(TASK REQUIREMENTS):
Answer these from the article on the WhatsApp interview below:
(a) Where will Rishi Sunak host the artificial intelligence safety summit?
(b) Where was Lorna Slater during the interview?
(c) On what date did Slater join government, according to Geissler?

(EXTRACT TO READ):
----

Broadcaster to government minister: “Do you use a default delete function on WhatsApp?”
Admittedly, it doesn’t have quite the same poetry as other political questions we have known. Are you now or have you ever been a member of the Communist Party, say, or who governs Britain?
But it was the question Martin Geissler asked Lorna Slater, the minister for green skills, circular economy and biodiversity on BBC Scotland’s The Sunday Show.
The inquiry was at least in keeping with the tech-dominated week ahead. On Wednesday and Thursday, Rishi Sunak will host an artificial intelligence safety summit at Bletchley Park.
Among those expected to attend are EU chief Ursula von der Leyen, and US vice president Kamala Harris.
Meanwhile, the row over Scottish Government WhatsApp messages rumbles on., which brings us to the Geissler-Slater exchange. As is often the case when middle-aged people talk about tech, it was not long before confusion set in. Thank heavens it was Sunday morning and teenagers were sleeping. Otherwise, it might have been horribly embarrassing for all concerned.
Slater was at the Scottish Greens conference in Dunfermline, Geissler at the BBC studios in Glasgow.
With WhatsApp messages making the headlines at the UK Covid-19 Inquiry, and likely to do so at the Scottish inquiry, Geissler wanted to know what the drill was for ministers when it came to retaining or deleting information. He started with the easy stuff.
Geissler: Do you use WhatsApp in the course of your work?
Slater: I do not use WhatsApp for government business, no.
Geissler: Not at all? No discussion of any government business, nothing, purely personal WhatsApp, nothing work-wise?
Slater: Correct. No government business, absolutely.
Geissler: Party business?
Slater: Indeed. Personal business, sometimes party work, volunteering work that I do, chatting with my friends, sharing silly memes, all that stuff. But government business is only done on government devices.
Geissler: You joined government on 21 August 2021, two or three days before the public inquiry was announced. As far as you were aware you didn’t see any WhatsApp correspondence at all that related to covid?
Slater: Not at all. All government correspondence goes through official channels. There are very secure government devices where all that work is done and therefore can be monitored, can be shared out under Freedom of Information and other transparency procedures.

----

(RAW DATA):
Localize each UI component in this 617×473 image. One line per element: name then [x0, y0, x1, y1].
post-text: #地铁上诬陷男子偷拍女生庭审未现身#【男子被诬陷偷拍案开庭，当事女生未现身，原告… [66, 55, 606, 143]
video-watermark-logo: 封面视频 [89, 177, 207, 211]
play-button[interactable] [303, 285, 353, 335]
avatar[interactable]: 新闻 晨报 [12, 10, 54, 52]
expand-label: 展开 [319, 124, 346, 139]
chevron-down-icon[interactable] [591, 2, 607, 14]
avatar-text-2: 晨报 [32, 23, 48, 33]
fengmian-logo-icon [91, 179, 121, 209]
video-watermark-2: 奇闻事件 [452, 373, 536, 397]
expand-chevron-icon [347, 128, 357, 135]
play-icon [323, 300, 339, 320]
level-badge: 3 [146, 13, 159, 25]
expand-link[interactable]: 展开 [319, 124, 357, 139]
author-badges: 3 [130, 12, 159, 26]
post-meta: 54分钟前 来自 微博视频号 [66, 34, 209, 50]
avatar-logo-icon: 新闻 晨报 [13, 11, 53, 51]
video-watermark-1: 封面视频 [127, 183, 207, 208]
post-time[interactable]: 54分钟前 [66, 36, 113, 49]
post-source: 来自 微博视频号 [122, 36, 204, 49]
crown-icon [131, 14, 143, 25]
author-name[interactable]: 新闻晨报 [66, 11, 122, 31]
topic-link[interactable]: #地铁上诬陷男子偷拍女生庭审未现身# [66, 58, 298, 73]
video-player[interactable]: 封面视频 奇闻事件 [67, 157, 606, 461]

----

(ANSWER SPACE):
(a) Bletchley Park
(b) At the Scottish Greens conference in Dunfermline
(c) 21 August 2021